:: TO DO ::
Spot every line with the word "image" and return it.
◆ ◆ ◆ ◆
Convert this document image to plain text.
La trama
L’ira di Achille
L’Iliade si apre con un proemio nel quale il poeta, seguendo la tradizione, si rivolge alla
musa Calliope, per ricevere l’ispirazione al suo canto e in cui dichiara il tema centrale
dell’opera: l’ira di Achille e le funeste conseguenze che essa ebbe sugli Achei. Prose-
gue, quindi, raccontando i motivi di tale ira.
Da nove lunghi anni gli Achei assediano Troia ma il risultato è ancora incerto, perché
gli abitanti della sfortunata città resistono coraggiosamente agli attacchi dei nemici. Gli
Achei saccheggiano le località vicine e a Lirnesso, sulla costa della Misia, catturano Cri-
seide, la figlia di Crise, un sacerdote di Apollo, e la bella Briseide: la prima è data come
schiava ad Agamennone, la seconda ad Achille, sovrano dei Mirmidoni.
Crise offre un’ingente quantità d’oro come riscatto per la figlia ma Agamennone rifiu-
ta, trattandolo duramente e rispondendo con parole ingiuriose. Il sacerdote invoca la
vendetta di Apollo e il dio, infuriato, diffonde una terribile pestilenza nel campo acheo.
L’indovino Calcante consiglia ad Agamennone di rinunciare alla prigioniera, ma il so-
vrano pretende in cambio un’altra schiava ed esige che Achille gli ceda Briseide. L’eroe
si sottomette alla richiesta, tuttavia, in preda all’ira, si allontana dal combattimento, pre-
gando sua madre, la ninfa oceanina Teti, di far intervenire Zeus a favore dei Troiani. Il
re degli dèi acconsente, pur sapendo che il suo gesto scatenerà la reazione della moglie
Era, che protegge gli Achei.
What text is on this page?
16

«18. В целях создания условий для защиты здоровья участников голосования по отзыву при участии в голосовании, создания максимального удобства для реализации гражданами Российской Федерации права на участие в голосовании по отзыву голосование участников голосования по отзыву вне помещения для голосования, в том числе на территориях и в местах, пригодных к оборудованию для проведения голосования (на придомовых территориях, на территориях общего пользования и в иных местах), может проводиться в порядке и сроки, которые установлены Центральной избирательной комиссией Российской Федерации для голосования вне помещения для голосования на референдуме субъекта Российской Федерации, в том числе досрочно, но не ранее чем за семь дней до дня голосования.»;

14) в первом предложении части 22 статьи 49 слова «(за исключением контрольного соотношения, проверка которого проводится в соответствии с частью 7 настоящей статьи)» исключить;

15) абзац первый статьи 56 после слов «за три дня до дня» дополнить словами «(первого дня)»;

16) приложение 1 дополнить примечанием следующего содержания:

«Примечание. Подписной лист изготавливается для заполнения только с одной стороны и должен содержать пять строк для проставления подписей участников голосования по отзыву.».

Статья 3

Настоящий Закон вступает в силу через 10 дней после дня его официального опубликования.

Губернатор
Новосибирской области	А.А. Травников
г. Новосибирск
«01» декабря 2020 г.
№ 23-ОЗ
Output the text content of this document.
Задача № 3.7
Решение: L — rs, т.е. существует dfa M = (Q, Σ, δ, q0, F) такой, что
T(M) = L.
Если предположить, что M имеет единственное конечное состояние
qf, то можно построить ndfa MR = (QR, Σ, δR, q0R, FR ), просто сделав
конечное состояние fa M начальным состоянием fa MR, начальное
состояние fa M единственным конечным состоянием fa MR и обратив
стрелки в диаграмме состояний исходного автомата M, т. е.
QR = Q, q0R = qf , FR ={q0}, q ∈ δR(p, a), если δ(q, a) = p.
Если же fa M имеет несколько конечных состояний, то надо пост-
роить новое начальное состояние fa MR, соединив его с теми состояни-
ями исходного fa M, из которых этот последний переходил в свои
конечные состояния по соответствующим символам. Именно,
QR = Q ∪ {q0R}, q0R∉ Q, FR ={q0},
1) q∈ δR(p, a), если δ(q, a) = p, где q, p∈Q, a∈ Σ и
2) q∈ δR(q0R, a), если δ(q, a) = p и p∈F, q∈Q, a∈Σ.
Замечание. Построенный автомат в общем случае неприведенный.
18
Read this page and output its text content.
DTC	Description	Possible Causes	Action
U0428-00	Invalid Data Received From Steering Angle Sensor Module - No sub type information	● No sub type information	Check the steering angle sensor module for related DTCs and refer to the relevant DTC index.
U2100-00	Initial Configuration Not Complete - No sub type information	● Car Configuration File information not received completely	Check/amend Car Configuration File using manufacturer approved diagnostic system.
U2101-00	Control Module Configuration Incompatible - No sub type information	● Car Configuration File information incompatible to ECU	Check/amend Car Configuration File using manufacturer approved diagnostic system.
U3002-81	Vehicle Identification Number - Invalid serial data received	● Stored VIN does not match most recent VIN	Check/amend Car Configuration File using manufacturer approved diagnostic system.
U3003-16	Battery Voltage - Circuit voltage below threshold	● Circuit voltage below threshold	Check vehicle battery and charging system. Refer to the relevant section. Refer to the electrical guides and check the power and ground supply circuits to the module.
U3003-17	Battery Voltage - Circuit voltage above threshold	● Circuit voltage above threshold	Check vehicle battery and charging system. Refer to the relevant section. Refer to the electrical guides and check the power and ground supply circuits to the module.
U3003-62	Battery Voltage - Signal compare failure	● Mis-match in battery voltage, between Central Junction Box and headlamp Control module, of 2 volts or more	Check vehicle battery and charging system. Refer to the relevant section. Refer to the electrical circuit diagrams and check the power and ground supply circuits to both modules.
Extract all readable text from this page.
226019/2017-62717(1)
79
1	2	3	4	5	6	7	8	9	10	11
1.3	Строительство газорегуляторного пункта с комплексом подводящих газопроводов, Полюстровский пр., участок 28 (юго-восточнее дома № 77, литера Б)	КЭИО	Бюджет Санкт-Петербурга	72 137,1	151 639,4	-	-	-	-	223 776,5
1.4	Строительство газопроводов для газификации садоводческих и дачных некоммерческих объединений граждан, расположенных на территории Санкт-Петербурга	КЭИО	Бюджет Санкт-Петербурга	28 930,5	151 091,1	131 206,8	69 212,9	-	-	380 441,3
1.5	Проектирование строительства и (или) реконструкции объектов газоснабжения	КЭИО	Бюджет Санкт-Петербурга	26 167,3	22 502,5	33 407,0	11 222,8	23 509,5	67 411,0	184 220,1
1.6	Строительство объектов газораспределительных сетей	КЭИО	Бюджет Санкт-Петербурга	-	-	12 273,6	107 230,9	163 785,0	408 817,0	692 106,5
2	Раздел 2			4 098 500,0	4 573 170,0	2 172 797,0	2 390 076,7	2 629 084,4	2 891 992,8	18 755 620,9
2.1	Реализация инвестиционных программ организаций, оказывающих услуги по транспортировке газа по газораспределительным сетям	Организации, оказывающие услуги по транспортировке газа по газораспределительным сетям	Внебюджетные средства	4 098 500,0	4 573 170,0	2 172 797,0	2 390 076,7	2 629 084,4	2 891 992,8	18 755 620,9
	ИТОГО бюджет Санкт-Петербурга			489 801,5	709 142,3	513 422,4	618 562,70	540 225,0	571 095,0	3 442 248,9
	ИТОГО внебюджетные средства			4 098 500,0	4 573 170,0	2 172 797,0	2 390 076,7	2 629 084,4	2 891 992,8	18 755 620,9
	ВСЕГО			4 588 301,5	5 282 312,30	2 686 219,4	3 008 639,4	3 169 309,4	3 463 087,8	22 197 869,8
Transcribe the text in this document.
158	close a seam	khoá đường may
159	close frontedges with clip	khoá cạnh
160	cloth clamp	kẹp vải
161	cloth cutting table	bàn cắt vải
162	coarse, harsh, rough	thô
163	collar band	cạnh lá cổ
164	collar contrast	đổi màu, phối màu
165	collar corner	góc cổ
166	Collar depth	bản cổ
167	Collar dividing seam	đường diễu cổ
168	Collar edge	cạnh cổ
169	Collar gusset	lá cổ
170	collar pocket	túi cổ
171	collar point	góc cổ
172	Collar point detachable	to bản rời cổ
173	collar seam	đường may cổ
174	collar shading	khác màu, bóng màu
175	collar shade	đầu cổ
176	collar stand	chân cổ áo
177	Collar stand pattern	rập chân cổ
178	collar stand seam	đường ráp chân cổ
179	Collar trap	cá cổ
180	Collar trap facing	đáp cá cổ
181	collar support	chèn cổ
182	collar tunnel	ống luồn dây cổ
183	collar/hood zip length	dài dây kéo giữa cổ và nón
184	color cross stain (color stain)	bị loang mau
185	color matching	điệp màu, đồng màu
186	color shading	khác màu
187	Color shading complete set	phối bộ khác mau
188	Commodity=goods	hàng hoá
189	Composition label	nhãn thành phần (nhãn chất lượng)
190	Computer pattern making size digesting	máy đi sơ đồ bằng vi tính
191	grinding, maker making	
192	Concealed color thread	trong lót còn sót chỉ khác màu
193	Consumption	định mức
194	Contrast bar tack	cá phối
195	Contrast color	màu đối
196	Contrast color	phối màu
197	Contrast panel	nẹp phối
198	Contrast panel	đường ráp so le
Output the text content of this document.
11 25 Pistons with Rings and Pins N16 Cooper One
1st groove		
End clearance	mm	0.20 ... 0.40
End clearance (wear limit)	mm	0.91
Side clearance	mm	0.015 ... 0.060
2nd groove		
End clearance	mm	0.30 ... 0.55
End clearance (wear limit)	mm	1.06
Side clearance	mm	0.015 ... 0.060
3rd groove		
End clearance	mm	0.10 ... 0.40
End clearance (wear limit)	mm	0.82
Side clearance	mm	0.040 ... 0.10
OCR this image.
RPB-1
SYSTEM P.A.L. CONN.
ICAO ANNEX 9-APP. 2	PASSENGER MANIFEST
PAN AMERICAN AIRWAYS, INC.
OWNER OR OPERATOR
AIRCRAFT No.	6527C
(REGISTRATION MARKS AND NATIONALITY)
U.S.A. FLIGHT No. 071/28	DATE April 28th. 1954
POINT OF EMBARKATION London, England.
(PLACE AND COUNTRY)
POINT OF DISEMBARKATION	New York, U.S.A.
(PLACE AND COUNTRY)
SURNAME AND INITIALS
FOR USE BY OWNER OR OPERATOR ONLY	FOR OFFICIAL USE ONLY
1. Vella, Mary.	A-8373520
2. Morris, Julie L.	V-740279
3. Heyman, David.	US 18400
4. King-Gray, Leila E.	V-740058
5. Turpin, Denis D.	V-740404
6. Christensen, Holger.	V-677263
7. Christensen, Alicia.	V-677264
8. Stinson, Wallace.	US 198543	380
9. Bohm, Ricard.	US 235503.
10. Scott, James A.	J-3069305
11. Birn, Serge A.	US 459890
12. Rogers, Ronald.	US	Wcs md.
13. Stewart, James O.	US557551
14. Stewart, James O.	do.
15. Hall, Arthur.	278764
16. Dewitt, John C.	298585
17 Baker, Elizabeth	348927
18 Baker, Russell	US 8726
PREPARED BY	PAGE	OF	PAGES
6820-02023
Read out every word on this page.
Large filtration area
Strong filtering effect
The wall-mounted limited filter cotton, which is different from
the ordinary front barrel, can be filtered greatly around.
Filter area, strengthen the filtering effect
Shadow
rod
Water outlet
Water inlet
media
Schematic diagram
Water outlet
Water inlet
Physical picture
◆ ◆ ◆ ◆
:: FINISHED ANSWER ::
Convert this document image to plain text.
OCR this image.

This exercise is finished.